» REQUIRED WORK: Exactly repeat all the records below, omitting the images they hold.

----------------

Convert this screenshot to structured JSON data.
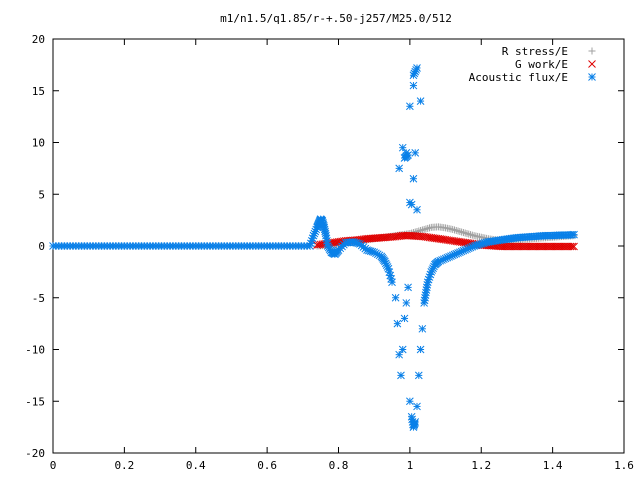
{
  "chart_data": {
    "type": "scatter",
    "title": "m1/n1.5/q1.85/r-+.50-j257/M25.0/512",
    "xlabel": "",
    "ylabel": "",
    "xlim": [
      0,
      1.6
    ],
    "ylim": [
      -20,
      20
    ],
    "x_ticks": [
      0,
      0.2,
      0.4,
      0.6,
      0.8,
      1,
      1.2,
      1.4,
      1.6
    ],
    "x_tick_labels": [
      "0",
      "0.2",
      "0.4",
      "0.6",
      "0.8",
      "1",
      "1.2",
      "1.4",
      "1.6"
    ],
    "y_ticks": [
      -20,
      -15,
      -10,
      -5,
      0,
      5,
      10,
      15,
      20
    ],
    "y_tick_labels": [
      "-20",
      "-15",
      "-10",
      "-5",
      "0",
      "5",
      "10",
      "15",
      "20"
    ],
    "grid": false,
    "legend_position": "top-right",
    "series": [
      {
        "name": "R stress/E",
        "marker": "plus",
        "color": "#a0a0a0",
        "x": [
          0.74,
          0.76,
          0.78,
          0.8,
          0.82,
          0.84,
          0.86,
          0.88,
          0.9,
          0.92,
          0.94,
          0.96,
          0.98,
          1.0,
          1.02,
          1.04,
          1.06,
          1.08,
          1.1,
          1.12,
          1.14,
          1.16,
          1.18,
          1.2,
          1.22,
          1.24,
          1.26,
          1.28,
          1.3,
          1.32,
          1.34,
          1.36,
          1.38,
          1.4,
          1.42,
          1.44,
          1.46
        ],
        "y": [
          0.0,
          0.05,
          0.1,
          0.2,
          0.3,
          0.4,
          0.5,
          0.6,
          0.7,
          0.8,
          0.9,
          1.0,
          1.1,
          1.2,
          1.4,
          1.6,
          1.8,
          1.85,
          1.75,
          1.6,
          1.4,
          1.2,
          1.0,
          0.85,
          0.7,
          0.6,
          0.55,
          0.55,
          0.6,
          0.65,
          0.7,
          0.75,
          0.8,
          0.85,
          0.9,
          0.95,
          1.0
        ]
      },
      {
        "name": "G work/E",
        "marker": "cross",
        "color": "#e00000",
        "x": [
          0.74,
          0.76,
          0.78,
          0.8,
          0.82,
          0.84,
          0.86,
          0.88,
          0.9,
          0.92,
          0.94,
          0.96,
          0.98,
          1.0,
          1.02,
          1.04,
          1.06,
          1.08,
          1.1,
          1.12,
          1.14,
          1.16,
          1.18,
          1.2,
          1.22,
          1.24,
          1.26,
          1.28,
          1.3,
          1.32,
          1.34,
          1.36,
          1.38,
          1.4,
          1.42,
          1.44,
          1.46
        ],
        "y": [
          0.1,
          0.2,
          0.3,
          0.4,
          0.5,
          0.55,
          0.6,
          0.7,
          0.75,
          0.8,
          0.85,
          0.9,
          1.0,
          1.0,
          0.95,
          0.9,
          0.8,
          0.7,
          0.6,
          0.5,
          0.4,
          0.3,
          0.2,
          0.1,
          0.05,
          0.0,
          -0.05,
          -0.05,
          -0.05,
          -0.05,
          -0.05,
          -0.05,
          -0.05,
          -0.05,
          -0.05,
          -0.05,
          -0.05
        ]
      },
      {
        "name": "Acoustic flux/E",
        "marker": "star",
        "color": "#0a80e8",
        "x": [
          0.72,
          0.73,
          0.74,
          0.745,
          0.75,
          0.755,
          0.76,
          0.765,
          0.77,
          0.78,
          0.79,
          0.8,
          0.82,
          0.84,
          0.86,
          0.88,
          0.9,
          0.92,
          0.93,
          0.94,
          0.95,
          0.96,
          0.965,
          0.97,
          0.975,
          0.98,
          0.985,
          0.99,
          0.995,
          1.0,
          1.005,
          1.01,
          1.015,
          1.02,
          1.025,
          1.03,
          1.035,
          1.04,
          1.045,
          1.05,
          1.06,
          1.07,
          1.08,
          1.1,
          1.12,
          1.14,
          1.16,
          1.18,
          1.2,
          1.22,
          1.24,
          1.26,
          1.28,
          1.3,
          1.32,
          1.34,
          1.36,
          1.38,
          1.4,
          1.42,
          1.44,
          1.46,
          0.99,
          1.0,
          1.01,
          1.02,
          0.97,
          0.98,
          1.01,
          1.03,
          0.985,
          0.995,
          1.005,
          1.015,
          1.0,
          1.01,
          1.02
        ],
        "y": [
          0.0,
          1.0,
          1.8,
          2.2,
          2.6,
          2.4,
          1.8,
          1.0,
          0.0,
          -0.6,
          -0.8,
          -0.4,
          0.3,
          0.4,
          0.2,
          -0.4,
          -0.6,
          -1.0,
          -1.5,
          -2.2,
          -3.5,
          -5.0,
          -7.5,
          -10.5,
          -12.5,
          -10.0,
          -7.0,
          -5.5,
          -4.0,
          -15.0,
          -16.5,
          -17.5,
          -17.0,
          -15.5,
          -12.5,
          -10.0,
          -8.0,
          -5.5,
          -4.5,
          -3.5,
          -2.5,
          -1.8,
          -1.5,
          -1.2,
          -0.9,
          -0.6,
          -0.3,
          0.0,
          0.2,
          0.4,
          0.5,
          0.6,
          0.7,
          0.8,
          0.85,
          0.9,
          0.95,
          1.0,
          1.0,
          1.05,
          1.05,
          1.1,
          9.0,
          13.5,
          16.5,
          17.2,
          7.5,
          9.5,
          15.5,
          14.0,
          8.5,
          8.8,
          4.0,
          9.0,
          4.2,
          6.5,
          3.5
        ]
      }
    ]
  }
}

----------------

» SOLVED PROBLEM:
Convert this screenshot to structured JSON data.
{
  "chart_data": {
    "type": "scatter",
    "title": "m1/n1.5/q1.85/r-+.50-j257/M25.0/512",
    "xlabel": "",
    "ylabel": "",
    "xlim": [
      0,
      1.6
    ],
    "ylim": [
      -20,
      20
    ],
    "x_ticks": [
      0,
      0.2,
      0.4,
      0.6,
      0.8,
      1,
      1.2,
      1.4,
      1.6
    ],
    "x_tick_labels": [
      "0",
      "0.2",
      "0.4",
      "0.6",
      "0.8",
      "1",
      "1.2",
      "1.4",
      "1.6"
    ],
    "y_ticks": [
      -20,
      -15,
      -10,
      -5,
      0,
      5,
      10,
      15,
      20
    ],
    "y_tick_labels": [
      "-20",
      "-15",
      "-10",
      "-5",
      "0",
      "5",
      "10",
      "15",
      "20"
    ],
    "grid": false,
    "legend_position": "top-right",
    "series": [
      {
        "name": "R stress/E",
        "marker": "plus",
        "color": "#a0a0a0",
        "x": [
          0.74,
          0.76,
          0.78,
          0.8,
          0.82,
          0.84,
          0.86,
          0.88,
          0.9,
          0.92,
          0.94,
          0.96,
          0.98,
          1.0,
          1.02,
          1.04,
          1.06,
          1.08,
          1.1,
          1.12,
          1.14,
          1.16,
          1.18,
          1.2,
          1.22,
          1.24,
          1.26,
          1.28,
          1.3,
          1.32,
          1.34,
          1.36,
          1.38,
          1.4,
          1.42,
          1.44,
          1.46
        ],
        "y": [
          0.0,
          0.05,
          0.1,
          0.2,
          0.3,
          0.4,
          0.5,
          0.6,
          0.7,
          0.8,
          0.9,
          1.0,
          1.1,
          1.2,
          1.4,
          1.6,
          1.8,
          1.85,
          1.75,
          1.6,
          1.4,
          1.2,
          1.0,
          0.85,
          0.7,
          0.6,
          0.55,
          0.55,
          0.6,
          0.65,
          0.7,
          0.75,
          0.8,
          0.85,
          0.9,
          0.95,
          1.0
        ]
      },
      {
        "name": "G work/E",
        "marker": "cross",
        "color": "#e00000",
        "x": [
          0.74,
          0.76,
          0.78,
          0.8,
          0.82,
          0.84,
          0.86,
          0.88,
          0.9,
          0.92,
          0.94,
          0.96,
          0.98,
          1.0,
          1.02,
          1.04,
          1.06,
          1.08,
          1.1,
          1.12,
          1.14,
          1.16,
          1.18,
          1.2,
          1.22,
          1.24,
          1.26,
          1.28,
          1.3,
          1.32,
          1.34,
          1.36,
          1.38,
          1.4,
          1.42,
          1.44,
          1.46
        ],
        "y": [
          0.1,
          0.2,
          0.3,
          0.4,
          0.5,
          0.55,
          0.6,
          0.7,
          0.75,
          0.8,
          0.85,
          0.9,
          1.0,
          1.0,
          0.95,
          0.9,
          0.8,
          0.7,
          0.6,
          0.5,
          0.4,
          0.3,
          0.2,
          0.1,
          0.05,
          0.0,
          -0.05,
          -0.05,
          -0.05,
          -0.05,
          -0.05,
          -0.05,
          -0.05,
          -0.05,
          -0.05,
          -0.05,
          -0.05
        ]
      },
      {
        "name": "Acoustic flux/E",
        "marker": "star",
        "color": "#0a80e8",
        "x": [
          0.72,
          0.73,
          0.74,
          0.745,
          0.75,
          0.755,
          0.76,
          0.765,
          0.77,
          0.78,
          0.79,
          0.8,
          0.82,
          0.84,
          0.86,
          0.88,
          0.9,
          0.92,
          0.93,
          0.94,
          0.95,
          0.96,
          0.965,
          0.97,
          0.975,
          0.98,
          0.985,
          0.99,
          0.995,
          1.0,
          1.005,
          1.01,
          1.015,
          1.02,
          1.025,
          1.03,
          1.035,
          1.04,
          1.045,
          1.05,
          1.06,
          1.07,
          1.08,
          1.1,
          1.12,
          1.14,
          1.16,
          1.18,
          1.2,
          1.22,
          1.24,
          1.26,
          1.28,
          1.3,
          1.32,
          1.34,
          1.36,
          1.38,
          1.4,
          1.42,
          1.44,
          1.46,
          0.99,
          1.0,
          1.01,
          1.02,
          0.97,
          0.98,
          1.01,
          1.03,
          0.985,
          0.995,
          1.005,
          1.015,
          1.0,
          1.01,
          1.02
        ],
        "y": [
          0.0,
          1.0,
          1.8,
          2.2,
          2.6,
          2.4,
          1.8,
          1.0,
          0.0,
          -0.6,
          -0.8,
          -0.4,
          0.3,
          0.4,
          0.2,
          -0.4,
          -0.6,
          -1.0,
          -1.5,
          -2.2,
          -3.5,
          -5.0,
          -7.5,
          -10.5,
          -12.5,
          -10.0,
          -7.0,
          -5.5,
          -4.0,
          -15.0,
          -16.5,
          -17.5,
          -17.0,
          -15.5,
          -12.5,
          -10.0,
          -8.0,
          -5.5,
          -4.5,
          -3.5,
          -2.5,
          -1.8,
          -1.5,
          -1.2,
          -0.9,
          -0.6,
          -0.3,
          0.0,
          0.2,
          0.4,
          0.5,
          0.6,
          0.7,
          0.8,
          0.85,
          0.9,
          0.95,
          1.0,
          1.0,
          1.05,
          1.05,
          1.1,
          9.0,
          13.5,
          16.5,
          17.2,
          7.5,
          9.5,
          15.5,
          14.0,
          8.5,
          8.8,
          4.0,
          9.0,
          4.2,
          6.5,
          3.5
        ]
      }
    ]
  }
}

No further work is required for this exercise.